**SUPPLIED RECORDS**
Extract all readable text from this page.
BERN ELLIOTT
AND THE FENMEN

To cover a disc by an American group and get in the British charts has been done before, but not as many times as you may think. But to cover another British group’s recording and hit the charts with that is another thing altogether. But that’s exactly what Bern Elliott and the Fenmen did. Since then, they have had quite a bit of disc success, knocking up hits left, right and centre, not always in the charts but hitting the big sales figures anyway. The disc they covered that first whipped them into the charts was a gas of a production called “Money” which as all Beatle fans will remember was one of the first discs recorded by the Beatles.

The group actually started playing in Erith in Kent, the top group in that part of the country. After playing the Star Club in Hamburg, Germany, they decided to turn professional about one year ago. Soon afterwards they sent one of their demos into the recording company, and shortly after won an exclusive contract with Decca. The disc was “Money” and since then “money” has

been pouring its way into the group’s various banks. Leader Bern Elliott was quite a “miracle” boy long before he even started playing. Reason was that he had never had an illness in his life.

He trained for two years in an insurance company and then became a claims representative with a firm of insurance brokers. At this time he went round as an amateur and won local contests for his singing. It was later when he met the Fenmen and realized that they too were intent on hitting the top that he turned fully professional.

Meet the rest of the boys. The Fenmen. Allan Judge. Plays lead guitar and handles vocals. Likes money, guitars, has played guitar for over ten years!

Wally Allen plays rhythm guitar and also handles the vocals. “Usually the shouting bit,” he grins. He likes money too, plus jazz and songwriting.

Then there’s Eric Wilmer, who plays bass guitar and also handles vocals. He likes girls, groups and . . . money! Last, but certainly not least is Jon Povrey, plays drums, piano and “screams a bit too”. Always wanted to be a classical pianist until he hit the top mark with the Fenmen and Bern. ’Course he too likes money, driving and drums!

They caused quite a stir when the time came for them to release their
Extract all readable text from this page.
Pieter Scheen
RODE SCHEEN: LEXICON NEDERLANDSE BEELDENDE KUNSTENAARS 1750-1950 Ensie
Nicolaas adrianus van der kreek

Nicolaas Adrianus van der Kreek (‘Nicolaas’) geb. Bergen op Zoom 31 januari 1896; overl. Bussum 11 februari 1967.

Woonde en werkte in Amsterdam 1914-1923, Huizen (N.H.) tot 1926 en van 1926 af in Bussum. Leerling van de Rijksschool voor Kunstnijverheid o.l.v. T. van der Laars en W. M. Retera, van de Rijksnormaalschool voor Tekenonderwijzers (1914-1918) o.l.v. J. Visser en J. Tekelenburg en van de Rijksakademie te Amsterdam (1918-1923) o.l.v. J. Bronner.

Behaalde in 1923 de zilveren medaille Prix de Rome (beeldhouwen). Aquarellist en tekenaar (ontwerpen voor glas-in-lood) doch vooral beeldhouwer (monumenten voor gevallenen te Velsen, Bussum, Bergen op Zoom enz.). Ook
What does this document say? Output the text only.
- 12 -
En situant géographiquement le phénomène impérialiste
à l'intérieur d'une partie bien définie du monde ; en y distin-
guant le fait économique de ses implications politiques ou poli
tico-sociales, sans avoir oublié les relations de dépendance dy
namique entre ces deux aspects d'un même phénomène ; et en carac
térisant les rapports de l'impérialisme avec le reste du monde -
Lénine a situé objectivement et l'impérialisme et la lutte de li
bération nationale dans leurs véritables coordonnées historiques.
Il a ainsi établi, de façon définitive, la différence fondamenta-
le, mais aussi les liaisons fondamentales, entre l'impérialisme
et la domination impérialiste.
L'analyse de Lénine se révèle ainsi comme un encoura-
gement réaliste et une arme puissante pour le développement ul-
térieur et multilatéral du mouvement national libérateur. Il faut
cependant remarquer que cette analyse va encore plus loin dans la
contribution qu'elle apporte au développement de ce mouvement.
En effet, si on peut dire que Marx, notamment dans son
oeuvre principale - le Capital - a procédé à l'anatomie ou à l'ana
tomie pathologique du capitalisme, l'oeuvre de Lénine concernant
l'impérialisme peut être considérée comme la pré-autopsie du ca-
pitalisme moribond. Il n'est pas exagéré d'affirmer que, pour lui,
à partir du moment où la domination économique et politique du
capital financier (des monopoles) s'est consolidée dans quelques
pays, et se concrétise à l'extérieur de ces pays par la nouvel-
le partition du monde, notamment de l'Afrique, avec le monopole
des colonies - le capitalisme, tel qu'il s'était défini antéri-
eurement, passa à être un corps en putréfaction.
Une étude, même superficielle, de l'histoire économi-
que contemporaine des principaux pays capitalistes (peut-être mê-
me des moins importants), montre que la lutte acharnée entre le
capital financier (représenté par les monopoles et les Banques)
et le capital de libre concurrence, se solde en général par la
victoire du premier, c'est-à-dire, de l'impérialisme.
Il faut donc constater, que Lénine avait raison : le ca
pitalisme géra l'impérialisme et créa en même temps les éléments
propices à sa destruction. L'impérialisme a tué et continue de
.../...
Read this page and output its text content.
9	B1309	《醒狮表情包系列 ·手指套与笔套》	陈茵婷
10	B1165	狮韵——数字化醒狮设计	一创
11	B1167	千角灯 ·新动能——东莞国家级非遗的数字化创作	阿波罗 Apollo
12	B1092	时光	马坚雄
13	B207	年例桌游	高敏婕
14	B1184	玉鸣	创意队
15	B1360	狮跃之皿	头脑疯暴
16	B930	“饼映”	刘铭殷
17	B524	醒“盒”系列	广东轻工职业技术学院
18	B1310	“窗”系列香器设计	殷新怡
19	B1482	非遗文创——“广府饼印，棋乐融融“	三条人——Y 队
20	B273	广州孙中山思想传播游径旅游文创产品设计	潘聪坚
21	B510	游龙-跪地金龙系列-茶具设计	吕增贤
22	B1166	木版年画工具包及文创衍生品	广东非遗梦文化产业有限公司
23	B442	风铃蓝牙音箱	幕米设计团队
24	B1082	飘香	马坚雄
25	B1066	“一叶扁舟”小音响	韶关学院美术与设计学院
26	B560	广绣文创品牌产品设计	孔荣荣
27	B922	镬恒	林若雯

**TASK INSTRUCTIONS**
Restate each entry exactly, skipping none.

**WRITTEN RESPONSE**
Extract all readable text from this page.
BERN ELLIOTT
AND THE FENMEN

To cover a disc by an American group and get in the British charts has been done before, but not as many times as you may think. But to cover another British group’s recording and hit the charts with that is another thing altogether. But that’s exactly what Bern Elliott and the Fenmen did. Since then, they have had quite a bit of disc success, knocking up hits left, right and centre, not always in the charts but hitting the big sales figures anyway. The disc they covered that first whipped them into the charts was a gas of a production called “Money” which as all Beatle fans will remember was one of the first discs recorded by the Beatles.

The group actually started playing in Erith in Kent, the top group in that part of the country. After playing the Star Club in Hamburg, Germany, they decided to turn professional about one year ago. Soon afterwards they sent one of their demos into the recording company, and shortly after won an exclusive contract with Decca. The disc was “Money” and since then “money” has

been pouring its way into the group’s various banks. Leader Bern Elliott was quite a “miracle” boy long before he even started playing. Reason was that he had never had an illness in his life.

He trained for two years in an insurance company and then became a claims representative with a firm of insurance brokers. At this time he went round as an amateur and won local contests for his singing. It was later when he met the Fenmen and realized that they too were intent on hitting the top that he turned fully professional.

Meet the rest of the boys. The Fenmen. Allan Judge. Plays lead guitar and handles vocals. Likes money, guitars, has played guitar for over ten years!

Wally Allen plays rhythm guitar and also handles the vocals. “Usually the shouting bit,” he grins. He likes money too, plus jazz and songwriting.

Then there’s Eric Wilmer, who plays bass guitar and also handles vocals. He likes girls, groups and . . . money! Last, but certainly not least is Jon Povrey, plays drums, piano and “screams a bit too”. Always wanted to be a classical pianist until he hit the top mark with the Fenmen and Bern. ’Course he too likes money, driving and drums!

They caused quite a stir when the time came for them to release their
Extract all readable text from this page.
Pieter Scheen
RODE SCHEEN: LEXICON NEDERLANDSE BEELDENDE KUNSTENAARS 1750-1950 Ensie
Nicolaas adrianus van der kreek

Nicolaas Adrianus van der Kreek (‘Nicolaas’) geb. Bergen op Zoom 31 januari 1896; overl. Bussum 11 februari 1967.

Woonde en werkte in Amsterdam 1914-1923, Huizen (N.H.) tot 1926 en van 1926 af in Bussum. Leerling van de Rijksschool voor Kunstnijverheid o.l.v. T. van der Laars en W. M. Retera, van de Rijksnormaalschool voor Tekenonderwijzers (1914-1918) o.l.v. J. Visser en J. Tekelenburg en van de Rijksakademie te Amsterdam (1918-1923) o.l.v. J. Bronner.

Behaalde in 1923 de zilveren medaille Prix de Rome (beeldhouwen). Aquarellist en tekenaar (ontwerpen voor glas-in-lood) doch vooral beeldhouwer (monumenten voor gevallenen te Velsen, Bussum, Bergen op Zoom enz.). Ook
What does this document say? Output the text only.
- 12 -
En situant géographiquement le phénomène impérialiste
à l'intérieur d'une partie bien définie du monde ; en y distin-
guant le fait économique de ses implications politiques ou poli
tico-sociales, sans avoir oublié les relations de dépendance dy
namique entre ces deux aspects d'un même phénomène ; et en carac
térisant les rapports de l'impérialisme avec le reste du monde -
Lénine a situé objectivement et l'impérialisme et la lutte de li
bération nationale dans leurs véritables coordonnées historiques.
Il a ainsi établi, de façon définitive, la différence fondamenta-
le, mais aussi les liaisons fondamentales, entre l'impérialisme
et la domination impérialiste.
L'analyse de Lénine se révèle ainsi comme un encoura-
gement réaliste et une arme puissante pour le développement ul-
térieur et multilatéral du mouvement national libérateur. Il faut
cependant remarquer que cette analyse va encore plus loin dans la
contribution qu'elle apporte au développement de ce mouvement.
En effet, si on peut dire que Marx, notamment dans son
oeuvre principale - le Capital - a procédé à l'anatomie ou à l'ana
tomie pathologique du capitalisme, l'oeuvre de Lénine concernant
l'impérialisme peut être considérée comme la pré-autopsie du ca-
pitalisme moribond. Il n'est pas exagéré d'affirmer que, pour lui,
à partir du moment où la domination économique et politique du
capital financier (des monopoles) s'est consolidée dans quelques
pays, et se concrétise à l'extérieur de ces pays par la nouvel-
le partition du monde, notamment de l'Afrique, avec le monopole
des colonies - le capitalisme, tel qu'il s'était défini antéri-
eurement, passa à être un corps en putréfaction.
Une étude, même superficielle, de l'histoire économi-
que contemporaine des principaux pays capitalistes (peut-être mê-
me des moins importants), montre que la lutte acharnée entre le
capital financier (représenté par les monopoles et les Banques)
et le capital de libre concurrence, se solde en général par la
victoire du premier, c'est-à-dire, de l'impérialisme.
Il faut donc constater, que Lénine avait raison : le ca
pitalisme géra l'impérialisme et créa en même temps les éléments
propices à sa destruction. L'impérialisme a tué et continue de
.../...
Read this page and output its text content.
9	B1309	《醒狮表情包系列 ·手指套与笔套》	陈茵婷
10	B1165	狮韵——数字化醒狮设计	一创
11	B1167	千角灯 ·新动能——东莞国家级非遗的数字化创作	阿波罗 Apollo
12	B1092	时光	马坚雄
13	B207	年例桌游	高敏婕
14	B1184	玉鸣	创意队
15	B1360	狮跃之皿	头脑疯暴
16	B930	“饼映”	刘铭殷
17	B524	醒“盒”系列	广东轻工职业技术学院
18	B1310	“窗”系列香器设计	殷新怡
19	B1482	非遗文创——“广府饼印，棋乐融融“	三条人——Y 队
20	B273	广州孙中山思想传播游径旅游文创产品设计	潘聪坚
21	B510	游龙-跪地金龙系列-茶具设计	吕增贤
22	B1166	木版年画工具包及文创衍生品	广东非遗梦文化产业有限公司
23	B442	风铃蓝牙音箱	幕米设计团队
24	B1082	飘香	马坚雄
25	B1066	“一叶扁舟”小音响	韶关学院美术与设计学院
26	B560	广绣文创品牌产品设计	孔荣荣
27	B922	镬恒	林若雯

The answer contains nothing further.